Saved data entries
_ _ _ _ _

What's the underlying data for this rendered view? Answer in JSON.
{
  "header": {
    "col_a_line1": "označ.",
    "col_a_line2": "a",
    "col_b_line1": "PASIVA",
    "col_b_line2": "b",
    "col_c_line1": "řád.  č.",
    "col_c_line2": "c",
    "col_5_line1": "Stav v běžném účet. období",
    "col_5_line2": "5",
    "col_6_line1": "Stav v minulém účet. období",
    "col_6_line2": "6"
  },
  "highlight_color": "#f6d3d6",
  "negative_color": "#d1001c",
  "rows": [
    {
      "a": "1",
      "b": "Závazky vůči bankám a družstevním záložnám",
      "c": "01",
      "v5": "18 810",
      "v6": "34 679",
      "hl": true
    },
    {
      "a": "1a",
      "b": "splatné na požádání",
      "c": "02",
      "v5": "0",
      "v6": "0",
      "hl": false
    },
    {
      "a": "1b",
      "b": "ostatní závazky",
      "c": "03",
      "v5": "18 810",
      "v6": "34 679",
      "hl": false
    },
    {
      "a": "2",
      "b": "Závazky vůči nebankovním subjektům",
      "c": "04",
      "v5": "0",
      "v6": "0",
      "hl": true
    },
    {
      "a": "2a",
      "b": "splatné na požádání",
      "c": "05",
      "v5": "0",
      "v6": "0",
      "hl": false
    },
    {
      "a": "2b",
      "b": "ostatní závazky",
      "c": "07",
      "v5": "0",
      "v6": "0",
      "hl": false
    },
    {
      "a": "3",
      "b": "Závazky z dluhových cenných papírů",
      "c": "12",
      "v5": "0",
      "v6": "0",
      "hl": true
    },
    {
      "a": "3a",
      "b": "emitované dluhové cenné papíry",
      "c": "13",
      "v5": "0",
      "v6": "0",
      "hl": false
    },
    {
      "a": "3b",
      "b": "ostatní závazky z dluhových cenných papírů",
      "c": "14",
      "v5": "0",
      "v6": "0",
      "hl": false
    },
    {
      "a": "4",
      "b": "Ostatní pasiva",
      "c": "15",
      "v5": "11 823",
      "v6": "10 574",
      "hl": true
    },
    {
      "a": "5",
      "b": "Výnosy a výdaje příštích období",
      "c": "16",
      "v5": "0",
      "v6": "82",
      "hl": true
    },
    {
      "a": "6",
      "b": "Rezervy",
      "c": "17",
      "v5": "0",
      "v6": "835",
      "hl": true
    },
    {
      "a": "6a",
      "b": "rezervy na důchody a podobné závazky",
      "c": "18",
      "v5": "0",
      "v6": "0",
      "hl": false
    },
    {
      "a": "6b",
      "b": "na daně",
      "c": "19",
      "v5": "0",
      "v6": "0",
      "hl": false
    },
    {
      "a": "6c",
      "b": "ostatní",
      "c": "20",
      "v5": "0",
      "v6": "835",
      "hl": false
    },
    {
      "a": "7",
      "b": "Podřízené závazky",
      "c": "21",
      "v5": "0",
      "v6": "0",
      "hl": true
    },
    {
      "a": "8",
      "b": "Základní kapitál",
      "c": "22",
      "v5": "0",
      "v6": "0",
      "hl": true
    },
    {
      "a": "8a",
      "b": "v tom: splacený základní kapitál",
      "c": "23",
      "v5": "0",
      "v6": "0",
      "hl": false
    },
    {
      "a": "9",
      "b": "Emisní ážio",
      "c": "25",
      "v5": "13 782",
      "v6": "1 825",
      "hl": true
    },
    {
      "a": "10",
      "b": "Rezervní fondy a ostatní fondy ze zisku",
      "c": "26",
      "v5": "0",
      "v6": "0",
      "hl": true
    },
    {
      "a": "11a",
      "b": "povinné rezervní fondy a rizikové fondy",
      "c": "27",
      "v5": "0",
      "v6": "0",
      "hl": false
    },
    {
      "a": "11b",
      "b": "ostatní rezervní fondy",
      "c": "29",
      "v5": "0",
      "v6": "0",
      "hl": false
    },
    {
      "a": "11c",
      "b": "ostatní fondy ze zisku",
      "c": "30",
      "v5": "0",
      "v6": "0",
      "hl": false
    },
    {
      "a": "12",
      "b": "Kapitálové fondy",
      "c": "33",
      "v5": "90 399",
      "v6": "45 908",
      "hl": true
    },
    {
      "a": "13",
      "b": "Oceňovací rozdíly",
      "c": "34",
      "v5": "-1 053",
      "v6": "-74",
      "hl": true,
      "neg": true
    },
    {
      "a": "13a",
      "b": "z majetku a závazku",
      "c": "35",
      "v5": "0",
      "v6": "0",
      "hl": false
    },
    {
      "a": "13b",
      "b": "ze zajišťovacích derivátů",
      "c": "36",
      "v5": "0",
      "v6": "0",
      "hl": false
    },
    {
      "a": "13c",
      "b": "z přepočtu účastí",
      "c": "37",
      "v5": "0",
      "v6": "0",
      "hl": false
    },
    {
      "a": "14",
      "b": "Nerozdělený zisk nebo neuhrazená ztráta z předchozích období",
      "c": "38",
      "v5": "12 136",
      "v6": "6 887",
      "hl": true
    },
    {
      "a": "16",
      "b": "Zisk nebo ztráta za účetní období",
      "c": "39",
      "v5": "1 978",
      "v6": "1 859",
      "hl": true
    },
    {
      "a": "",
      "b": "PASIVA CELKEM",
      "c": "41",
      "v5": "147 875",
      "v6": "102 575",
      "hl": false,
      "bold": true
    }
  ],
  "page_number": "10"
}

_ _ _ _ _

WHAT YOU NEED TO DO:
Transcribe all entries exactly as they are given.

RESULT FOR THIS EXERCISE:
What's the underlying data for this rendered view? Answer in JSON.
{
  "header": {
    "col_a_line1": "označ.",
    "col_a_line2": "a",
    "col_b_line1": "PASIVA",
    "col_b_line2": "b",
    "col_c_line1": "řád.  č.",
    "col_c_line2": "c",
    "col_5_line1": "Stav v běžném účet. období",
    "col_5_line2": "5",
    "col_6_line1": "Stav v minulém účet. období",
    "col_6_line2": "6"
  },
  "highlight_color": "#f6d3d6",
  "negative_color": "#d1001c",
  "rows": [
    {
      "a": "1",
      "b": "Závazky vůči bankám a družstevním záložnám",
      "c": "01",
      "v5": "18 810",
      "v6": "34 679",
      "hl": true
    },
    {
      "a": "1a",
      "b": "splatné na požádání",
      "c": "02",
      "v5": "0",
      "v6": "0",
      "hl": false
    },
    {
      "a": "1b",
      "b": "ostatní závazky",
      "c": "03",
      "v5": "18 810",
      "v6": "34 679",
      "hl": false
    },
    {
      "a": "2",
      "b": "Závazky vůči nebankovním subjektům",
      "c": "04",
      "v5": "0",
      "v6": "0",
      "hl": true
    },
    {
      "a": "2a",
      "b": "splatné na požádání",
      "c": "05",
      "v5": "0",
      "v6": "0",
      "hl": false
    },
    {
      "a": "2b",
      "b": "ostatní závazky",
      "c": "07",
      "v5": "0",
      "v6": "0",
      "hl": false
    },
    {
      "a": "3",
      "b": "Závazky z dluhových cenných papírů",
      "c": "12",
      "v5": "0",
      "v6": "0",
      "hl": true
    },
    {
      "a": "3a",
      "b": "emitované dluhové cenné papíry",
      "c": "13",
      "v5": "0",
      "v6": "0",
      "hl": false
    },
    {
      "a": "3b",
      "b": "ostatní závazky z dluhových cenných papírů",
      "c": "14",
      "v5": "0",
      "v6": "0",
      "hl": false
    },
    {
      "a": "4",
      "b": "Ostatní pasiva",
      "c": "15",
      "v5": "11 823",
      "v6": "10 574",
      "hl": true
    },
    {
      "a": "5",
      "b": "Výnosy a výdaje příštích období",
      "c": "16",
      "v5": "0",
      "v6": "82",
      "hl": true
    },
    {
      "a": "6",
      "b": "Rezervy",
      "c": "17",
      "v5": "0",
      "v6": "835",
      "hl": true
    },
    {
      "a": "6a",
      "b": "rezervy na důchody a podobné závazky",
      "c": "18",
      "v5": "0",
      "v6": "0",
      "hl": false
    },
    {
      "a": "6b",
      "b": "na daně",
      "c": "19",
      "v5": "0",
      "v6": "0",
      "hl": false
    },
    {
      "a": "6c",
      "b": "ostatní",
      "c": "20",
      "v5": "0",
      "v6": "835",
      "hl": false
    },
    {
      "a": "7",
      "b": "Podřízené závazky",
      "c": "21",
      "v5": "0",
      "v6": "0",
      "hl": true
    },
    {
      "a": "8",
      "b": "Základní kapitál",
      "c": "22",
      "v5": "0",
      "v6": "0",
      "hl": true
    },
    {
      "a": "8a",
      "b": "v tom: splacený základní kapitál",
      "c": "23",
      "v5": "0",
      "v6": "0",
      "hl": false
    },
    {
      "a": "9",
      "b": "Emisní ážio",
      "c": "25",
      "v5": "13 782",
      "v6": "1 825",
      "hl": true
    },
    {
      "a": "10",
      "b": "Rezervní fondy a ostatní fondy ze zisku",
      "c": "26",
      "v5": "0",
      "v6": "0",
      "hl": true
    },
    {
      "a": "11a",
      "b": "povinné rezervní fondy a rizikové fondy",
      "c": "27",
      "v5": "0",
      "v6": "0",
      "hl": false
    },
    {
      "a": "11b",
      "b": "ostatní rezervní fondy",
      "c": "29",
      "v5": "0",
      "v6": "0",
      "hl": false
    },
    {
      "a": "11c",
      "b": "ostatní fondy ze zisku",
      "c": "30",
      "v5": "0",
      "v6": "0",
      "hl": false
    },
    {
      "a": "12",
      "b": "Kapitálové fondy",
      "c": "33",
      "v5": "90 399",
      "v6": "45 908",
      "hl": true
    },
    {
      "a": "13",
      "b": "Oceňovací rozdíly",
      "c": "34",
      "v5": "-1 053",
      "v6": "-74",
      "hl": true,
      "neg": true
    },
    {
      "a": "13a",
      "b": "z majetku a závazku",
      "c": "35",
      "v5": "0",
      "v6": "0",
      "hl": false
    },
    {
      "a": "13b",
      "b": "ze zajišťovacích derivátů",
      "c": "36",
      "v5": "0",
      "v6": "0",
      "hl": false
    },
    {
      "a": "13c",
      "b": "z přepočtu účastí",
      "c": "37",
      "v5": "0",
      "v6": "0",
      "hl": false
    },
    {
      "a": "14",
      "b": "Nerozdělený zisk nebo neuhrazená ztráta z předchozích období",
      "c": "38",
      "v5": "12 136",
      "v6": "6 887",
      "hl": true
    },
    {
      "a": "16",
      "b": "Zisk nebo ztráta za účetní období",
      "c": "39",
      "v5": "1 978",
      "v6": "1 859",
      "hl": true
    },
    {
      "a": "",
      "b": "PASIVA CELKEM",
      "c": "41",
      "v5": "147 875",
      "v6": "102 575",
      "hl": false,
      "bold": true
    }
  ],
  "page_number": "10"
}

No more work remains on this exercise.